A Hugo Estari
y sus hermanos, a Poca, Berenjena, el Gordo Rego,
los Bravo, los Danieles, Carlitos Delsart y las barras del
CAP y el San Martín.
La
pelota a paleta se juega en dos tipos de cancha: abierta
y cerrada (o frontón y trinquete, según la jerga más ortodoxa).
Para los ajenos, una rápida inferencia hace suponer que
la esencia de ambas canchas es la misma y que la cobertura
de las cerradas permite independizar la práctica de las
condiciones del clima. Nada más inexacto. El juego de pelota
en abierta o cerrada es radicalmente diverso
en su desarrollo y en las habilidades que demanda.
En
las canchas abiertas, el principal deber del pelotari es
evitar que la pelota
lo sobrepase: incluso el delantero, teóricamente cubierto
por el compañero a sus espaldas, debe estar atento a que
la pequeña esfera de caucho no se pierda por un costado
tras rebotar en dos, tres o cuatro paredes, o supere a un
zaguero mal acomodado tras una respuesta exigida. En la
cerrada, solo el techo, la delgada reja lateral o las galerías
del primer y segundo piso dejan la pelota fuera de juego;
la pared de fondo y la compleja disposición de la pared
“corta” y su “share” auxilian,
en cambio, al jugador sobrepasado. Un tiro violento, que
sobrepase al zaguero, es tanto seguro en la abierta, pero
retorna en la cerrada y sigue en juego. El zaguero puede
entonces jugar más adelantado en la cancha y, en la mayoría
de los casos, limitar a su compañero a efectuar los saques
y cuidar “los dos paredes y el tambor”, como ya explicaremos.
Podría
desprenderse de esta condición técnica que los jugadores
de abierta y cerrada respondieran a dos estereotipos de personalidad heterogéneos:
más heroico el de abierta, para el que toda oportunidad
es la última; más ladino el de cerrada, para el que la pelota
siempre vuelve y que en todo caso debe procurar que no vuelva
para sus rivales. Pero esta inferencia, algo más sutil que
la que negamos al principio, pareciera más bien un recurso
narrativo que deberá considerar quien algún día escriba
el relato de la pelota argentina.

El
juego de pelota a paleta tiene dos rasgos asociados que
explican su tratamiento en esta revista. Es, por un lado,
un juego condicionado por la arquitectura;
en otros deportes, el espacio es más difusamente una geografía
disputada de acuerdo a estrategias (el chileno Juan Borchers
ha planteado las implicancias “socio-territoriales” de un
fútbol jugado en una cancha más amplia y/o por más jugadores),
en la pelota, las paredes son parte del juego. El reglamento
de la Federación Metropolitana
establece incluso las características constructivas que
deben tener las paredes y contrapisos
y la disposición de las luminarias. Algo similar ocurre
en deportes de la misma familia, como el paddle
o el squash, pero esto nos lleva
al segundo rasgo anunciado: la pelota, introducida y difundida
en Argentina y Uruguay por la masiva inmigración vasca (inmigración
que podría decirse iniciada por Juan de Garay…), generó
una auténtica subcultura extendida en todo el área pampeana, presente
en cada pueblo y ciudad del interior y en cada barrio de
las grandes ciudades, más de un siglo antes que se introdujeran
esas especialidades desde el norte de América.
▬▬▬▬▬▬
* _CONSIGNA_
¿Puedes copiar de nuevo el fragmento, todo lo que va desde "Para los ajenos, una" hasta "habilidades que demanda.", cambiando "cobertura" por "techumbre"? Los ítems no hacen falta para resolver nada de esto.
▬▬▬▬▬▬
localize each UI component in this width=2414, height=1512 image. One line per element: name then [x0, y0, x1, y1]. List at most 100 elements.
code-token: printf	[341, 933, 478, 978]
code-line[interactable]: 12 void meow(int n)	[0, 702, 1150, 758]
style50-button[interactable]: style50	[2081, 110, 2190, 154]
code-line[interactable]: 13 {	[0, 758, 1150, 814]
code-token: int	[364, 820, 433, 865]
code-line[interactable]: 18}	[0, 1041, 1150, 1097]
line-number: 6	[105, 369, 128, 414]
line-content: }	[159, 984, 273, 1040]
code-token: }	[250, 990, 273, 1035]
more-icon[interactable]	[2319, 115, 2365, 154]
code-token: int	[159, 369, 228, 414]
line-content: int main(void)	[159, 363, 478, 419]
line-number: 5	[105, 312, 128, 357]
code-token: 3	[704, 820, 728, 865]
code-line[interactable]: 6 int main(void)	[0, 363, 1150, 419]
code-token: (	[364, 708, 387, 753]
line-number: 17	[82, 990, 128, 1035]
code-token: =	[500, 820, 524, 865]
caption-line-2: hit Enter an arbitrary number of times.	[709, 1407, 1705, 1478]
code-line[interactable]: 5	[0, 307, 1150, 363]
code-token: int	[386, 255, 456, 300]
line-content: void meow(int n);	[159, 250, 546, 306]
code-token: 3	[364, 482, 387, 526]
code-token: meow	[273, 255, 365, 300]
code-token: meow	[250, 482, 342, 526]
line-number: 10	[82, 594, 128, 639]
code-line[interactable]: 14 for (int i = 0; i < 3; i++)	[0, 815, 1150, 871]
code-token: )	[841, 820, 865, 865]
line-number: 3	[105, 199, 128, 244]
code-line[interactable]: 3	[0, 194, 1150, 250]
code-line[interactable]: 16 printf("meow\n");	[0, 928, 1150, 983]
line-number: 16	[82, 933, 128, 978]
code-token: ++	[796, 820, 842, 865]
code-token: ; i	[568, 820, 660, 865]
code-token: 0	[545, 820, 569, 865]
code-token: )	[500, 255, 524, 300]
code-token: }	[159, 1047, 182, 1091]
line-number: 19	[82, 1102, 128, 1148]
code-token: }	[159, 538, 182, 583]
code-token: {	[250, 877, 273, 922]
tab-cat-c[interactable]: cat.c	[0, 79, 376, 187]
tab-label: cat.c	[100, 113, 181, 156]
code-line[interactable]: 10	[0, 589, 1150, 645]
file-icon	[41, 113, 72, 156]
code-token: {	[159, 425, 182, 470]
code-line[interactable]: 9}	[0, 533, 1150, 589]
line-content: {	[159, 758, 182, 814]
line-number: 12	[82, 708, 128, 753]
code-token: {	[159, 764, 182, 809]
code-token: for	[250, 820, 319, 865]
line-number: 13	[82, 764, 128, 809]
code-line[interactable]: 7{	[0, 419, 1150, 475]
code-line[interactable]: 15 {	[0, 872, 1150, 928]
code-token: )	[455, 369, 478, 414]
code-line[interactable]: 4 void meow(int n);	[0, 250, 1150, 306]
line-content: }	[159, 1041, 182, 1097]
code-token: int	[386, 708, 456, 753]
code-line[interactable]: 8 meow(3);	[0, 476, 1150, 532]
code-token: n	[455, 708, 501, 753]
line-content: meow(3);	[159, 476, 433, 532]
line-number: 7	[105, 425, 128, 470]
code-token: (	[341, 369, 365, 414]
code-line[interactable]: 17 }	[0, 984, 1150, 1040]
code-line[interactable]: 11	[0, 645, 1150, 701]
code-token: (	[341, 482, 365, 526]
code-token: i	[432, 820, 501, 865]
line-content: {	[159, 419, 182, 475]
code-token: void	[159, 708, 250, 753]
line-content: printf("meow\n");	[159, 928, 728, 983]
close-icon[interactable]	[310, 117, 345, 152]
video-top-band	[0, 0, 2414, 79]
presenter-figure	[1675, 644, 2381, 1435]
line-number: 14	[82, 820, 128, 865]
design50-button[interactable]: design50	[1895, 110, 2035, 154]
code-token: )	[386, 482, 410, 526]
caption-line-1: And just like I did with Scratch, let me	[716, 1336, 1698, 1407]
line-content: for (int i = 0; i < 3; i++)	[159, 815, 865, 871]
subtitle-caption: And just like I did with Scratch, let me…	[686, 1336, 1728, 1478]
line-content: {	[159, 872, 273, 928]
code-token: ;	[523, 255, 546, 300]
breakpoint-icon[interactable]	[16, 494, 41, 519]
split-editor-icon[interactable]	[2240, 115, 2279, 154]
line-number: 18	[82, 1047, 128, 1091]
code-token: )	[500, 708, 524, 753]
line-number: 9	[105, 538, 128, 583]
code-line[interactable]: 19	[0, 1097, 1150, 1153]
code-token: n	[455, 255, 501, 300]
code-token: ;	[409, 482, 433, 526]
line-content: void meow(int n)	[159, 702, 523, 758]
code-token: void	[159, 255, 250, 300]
▬▬▬▬▬▬
* _RESPUESTA COMPLETA_
Para los ajenos, una rápida inferencia hace suponer que
la esencia de ambas canchas es la misma y que la techumbre
de las cerradas permite independizar la práctica de las
condiciones del clima. Nada más inexacto. El juego de pelota
en abierta o cerrada es radicalmente diverso
en su desarrollo y en las habilidades que demanda.